Copy out every one of the following rows without changing anything in them.
######
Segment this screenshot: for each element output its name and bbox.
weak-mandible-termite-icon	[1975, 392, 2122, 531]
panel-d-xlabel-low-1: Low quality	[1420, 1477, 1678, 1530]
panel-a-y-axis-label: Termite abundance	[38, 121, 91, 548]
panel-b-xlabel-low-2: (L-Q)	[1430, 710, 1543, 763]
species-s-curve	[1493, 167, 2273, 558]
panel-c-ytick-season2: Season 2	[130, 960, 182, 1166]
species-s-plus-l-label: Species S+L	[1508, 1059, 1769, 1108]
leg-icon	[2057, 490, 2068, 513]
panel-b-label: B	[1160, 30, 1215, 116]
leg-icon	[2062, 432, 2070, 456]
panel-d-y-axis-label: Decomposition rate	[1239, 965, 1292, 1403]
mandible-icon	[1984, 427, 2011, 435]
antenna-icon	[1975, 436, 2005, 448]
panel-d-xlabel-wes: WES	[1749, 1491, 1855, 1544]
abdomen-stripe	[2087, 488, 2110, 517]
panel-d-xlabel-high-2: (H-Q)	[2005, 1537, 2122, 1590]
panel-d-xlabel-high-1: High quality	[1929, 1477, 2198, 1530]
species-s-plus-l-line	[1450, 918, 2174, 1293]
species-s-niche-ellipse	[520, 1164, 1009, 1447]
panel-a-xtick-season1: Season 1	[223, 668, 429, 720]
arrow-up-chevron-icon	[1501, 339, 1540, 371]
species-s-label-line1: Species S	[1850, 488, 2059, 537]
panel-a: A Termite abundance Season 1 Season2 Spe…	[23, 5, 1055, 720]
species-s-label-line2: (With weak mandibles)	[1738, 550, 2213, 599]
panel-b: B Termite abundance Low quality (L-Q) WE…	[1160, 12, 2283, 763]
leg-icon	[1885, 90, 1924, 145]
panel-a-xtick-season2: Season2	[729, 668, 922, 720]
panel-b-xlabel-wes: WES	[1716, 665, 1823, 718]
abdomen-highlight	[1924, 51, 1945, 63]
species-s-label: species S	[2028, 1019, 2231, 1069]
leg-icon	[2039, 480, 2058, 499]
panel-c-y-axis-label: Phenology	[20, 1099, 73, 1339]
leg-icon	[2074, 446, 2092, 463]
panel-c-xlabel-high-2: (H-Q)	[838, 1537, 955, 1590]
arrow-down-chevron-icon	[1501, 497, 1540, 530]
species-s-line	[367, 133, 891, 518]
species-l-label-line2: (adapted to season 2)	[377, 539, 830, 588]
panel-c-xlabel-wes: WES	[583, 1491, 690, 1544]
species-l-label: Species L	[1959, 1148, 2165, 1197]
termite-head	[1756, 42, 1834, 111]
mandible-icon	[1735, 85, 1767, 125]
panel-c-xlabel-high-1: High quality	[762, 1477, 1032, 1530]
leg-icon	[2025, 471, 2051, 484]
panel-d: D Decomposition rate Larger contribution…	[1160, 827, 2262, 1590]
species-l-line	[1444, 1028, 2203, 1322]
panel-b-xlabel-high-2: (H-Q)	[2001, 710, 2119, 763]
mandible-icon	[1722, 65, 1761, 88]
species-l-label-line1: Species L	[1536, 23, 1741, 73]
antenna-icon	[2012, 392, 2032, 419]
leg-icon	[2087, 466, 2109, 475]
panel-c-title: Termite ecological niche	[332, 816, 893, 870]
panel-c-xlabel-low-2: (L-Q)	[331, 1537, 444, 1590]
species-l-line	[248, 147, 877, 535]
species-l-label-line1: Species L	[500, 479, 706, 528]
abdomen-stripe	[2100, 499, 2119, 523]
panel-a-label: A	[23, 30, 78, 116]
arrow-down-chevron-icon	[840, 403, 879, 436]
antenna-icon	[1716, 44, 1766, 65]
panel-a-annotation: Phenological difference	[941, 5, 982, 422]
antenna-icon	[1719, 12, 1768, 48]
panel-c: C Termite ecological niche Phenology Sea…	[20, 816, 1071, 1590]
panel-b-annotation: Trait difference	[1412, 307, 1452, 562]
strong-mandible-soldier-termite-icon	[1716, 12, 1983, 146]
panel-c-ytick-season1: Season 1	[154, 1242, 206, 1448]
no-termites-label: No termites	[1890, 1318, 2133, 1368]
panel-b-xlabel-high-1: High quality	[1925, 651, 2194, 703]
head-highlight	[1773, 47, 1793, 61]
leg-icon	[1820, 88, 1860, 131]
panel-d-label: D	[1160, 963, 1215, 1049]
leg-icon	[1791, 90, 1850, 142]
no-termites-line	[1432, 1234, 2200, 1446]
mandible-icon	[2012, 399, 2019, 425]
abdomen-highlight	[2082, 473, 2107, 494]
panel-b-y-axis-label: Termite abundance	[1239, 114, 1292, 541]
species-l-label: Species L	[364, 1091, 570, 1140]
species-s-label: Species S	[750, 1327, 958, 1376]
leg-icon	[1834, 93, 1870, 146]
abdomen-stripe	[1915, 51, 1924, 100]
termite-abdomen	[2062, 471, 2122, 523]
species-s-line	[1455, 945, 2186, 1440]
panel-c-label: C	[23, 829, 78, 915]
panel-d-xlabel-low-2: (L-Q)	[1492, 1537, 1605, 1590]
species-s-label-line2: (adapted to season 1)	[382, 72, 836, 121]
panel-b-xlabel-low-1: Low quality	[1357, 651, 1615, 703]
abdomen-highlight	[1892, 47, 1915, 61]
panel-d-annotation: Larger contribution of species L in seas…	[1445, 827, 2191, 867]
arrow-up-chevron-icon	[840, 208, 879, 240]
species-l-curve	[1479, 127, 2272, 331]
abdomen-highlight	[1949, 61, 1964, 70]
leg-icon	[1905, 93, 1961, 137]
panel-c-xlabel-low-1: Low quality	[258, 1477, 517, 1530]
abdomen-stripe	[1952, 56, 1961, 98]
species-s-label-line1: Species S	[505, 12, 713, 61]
######
**Output for this exercise**:
Segment this screenshot: for each element output its name and bbox.
weak-mandible-termite-icon	[1975, 392, 2122, 531]
panel-d-xlabel-low-1: Low quality	[1420, 1477, 1678, 1530]
panel-a-y-axis-label: Termite abundance	[38, 121, 91, 548]
panel-b-xlabel-low-2: (L-Q)	[1430, 710, 1543, 763]
species-s-curve	[1493, 167, 2273, 558]
panel-c-ytick-season2: Season 2	[130, 960, 182, 1166]
species-s-plus-l-label: Species S+L	[1508, 1059, 1769, 1108]
leg-icon	[2057, 490, 2068, 513]
panel-b-label: B	[1160, 30, 1215, 116]
leg-icon	[2062, 432, 2070, 456]
panel-d-y-axis-label: Decomposition rate	[1239, 965, 1292, 1403]
mandible-icon	[1984, 427, 2011, 435]
antenna-icon	[1975, 436, 2005, 448]
panel-d-xlabel-wes: WES	[1749, 1491, 1855, 1544]
abdomen-stripe	[2087, 488, 2110, 517]
panel-d-xlabel-high-2: (H-Q)	[2005, 1537, 2122, 1590]
panel-d-xlabel-high-1: High quality	[1929, 1477, 2198, 1530]
species-s-plus-l-line	[1450, 918, 2174, 1293]
species-s-niche-ellipse	[520, 1164, 1009, 1447]
panel-a-xtick-season1: Season 1	[223, 668, 429, 720]
arrow-up-chevron-icon	[1501, 339, 1540, 371]
species-s-label-line1: Species S	[1850, 488, 2059, 537]
panel-a: A Termite abundance Season 1 Season2 Spe…	[23, 5, 1055, 720]
species-s-label-line2: (With weak mandibles)	[1738, 550, 2213, 599]
panel-b: B Termite abundance Low quality (L-Q) WE…	[1160, 12, 2283, 763]
leg-icon	[1885, 90, 1924, 145]
panel-a-xtick-season2: Season2	[729, 668, 922, 720]
panel-b-xlabel-wes: WES	[1716, 665, 1823, 718]
abdomen-highlight	[1924, 51, 1945, 63]
species-s-label: species S	[2028, 1019, 2231, 1069]
leg-icon	[2039, 480, 2058, 499]
panel-c-y-axis-label: Phenology	[20, 1099, 73, 1339]
leg-icon	[2074, 446, 2092, 463]
panel-c-xlabel-high-2: (H-Q)	[838, 1537, 955, 1590]
arrow-down-chevron-icon	[1501, 497, 1540, 530]
species-s-line	[367, 133, 891, 518]
species-l-label-line2: (adapted to season 2)	[377, 539, 830, 588]
panel-c-xlabel-wes: WES	[583, 1491, 690, 1544]
species-l-label: Species L	[1959, 1148, 2165, 1197]
termite-head	[1756, 42, 1834, 111]
mandible-icon	[1735, 85, 1767, 125]
panel-c-xlabel-high-1: High quality	[762, 1477, 1032, 1530]
leg-icon	[2025, 471, 2051, 484]
panel-d: D Decomposition rate Larger contribution…	[1160, 827, 2262, 1590]
species-l-line	[1444, 1028, 2203, 1322]
panel-b-xlabel-high-2: (H-Q)	[2001, 710, 2119, 763]
mandible-icon	[1722, 65, 1761, 88]
species-l-label-line1: Species L	[1536, 23, 1741, 73]
antenna-icon	[2012, 392, 2032, 419]
leg-icon	[2087, 466, 2109, 475]
panel-c-title: Termite ecological niche	[332, 816, 893, 870]
panel-c-xlabel-low-2: (L-Q)	[331, 1537, 444, 1590]
species-l-line	[248, 147, 877, 535]
species-l-label-line1: Species L	[500, 479, 706, 528]
abdomen-stripe	[2100, 499, 2119, 523]
panel-a-label: A	[23, 30, 78, 116]
arrow-down-chevron-icon	[840, 403, 879, 436]
antenna-icon	[1716, 44, 1766, 65]
panel-a-annotation: Phenological difference	[941, 5, 982, 422]
antenna-icon	[1719, 12, 1768, 48]
panel-c: C Termite ecological niche Phenology Sea…	[20, 816, 1071, 1590]
panel-b-annotation: Trait difference	[1412, 307, 1452, 562]
strong-mandible-soldier-termite-icon	[1716, 12, 1983, 146]
panel-c-ytick-season1: Season 1	[154, 1242, 206, 1448]
no-termites-label: No termites	[1890, 1318, 2133, 1368]
panel-b-xlabel-high-1: High quality	[1925, 651, 2194, 703]
head-highlight	[1773, 47, 1793, 61]
leg-icon	[1820, 88, 1860, 131]
panel-d-label: D	[1160, 963, 1215, 1049]
leg-icon	[1791, 90, 1850, 142]
no-termites-line	[1432, 1234, 2200, 1446]
mandible-icon	[2012, 399, 2019, 425]
abdomen-highlight	[2082, 473, 2107, 494]
panel-b-y-axis-label: Termite abundance	[1239, 114, 1292, 541]
species-l-label: Species L	[364, 1091, 570, 1140]
species-s-label: Species S	[750, 1327, 958, 1376]
leg-icon	[1834, 93, 1870, 146]
abdomen-stripe	[1915, 51, 1924, 100]
termite-abdomen	[2062, 471, 2122, 523]
species-s-line	[1455, 945, 2186, 1440]
panel-c-label: C	[23, 829, 78, 915]
panel-d-xlabel-low-2: (L-Q)	[1492, 1537, 1605, 1590]
species-s-label-line2: (adapted to season 1)	[382, 72, 836, 121]
panel-b-xlabel-low-1: Low quality	[1357, 651, 1615, 703]
abdomen-highlight	[1892, 47, 1915, 61]
panel-d-annotation: Larger contribution of species L in seas…	[1445, 827, 2191, 867]
arrow-up-chevron-icon	[840, 208, 879, 240]
species-l-curve	[1479, 127, 2272, 331]
abdomen-highlight	[1949, 61, 1964, 70]
leg-icon	[1905, 93, 1961, 137]
panel-c-xlabel-low-1: Low quality	[258, 1477, 517, 1530]
abdomen-stripe	[1952, 56, 1961, 98]
species-s-label-line1: Species S	[505, 12, 713, 61]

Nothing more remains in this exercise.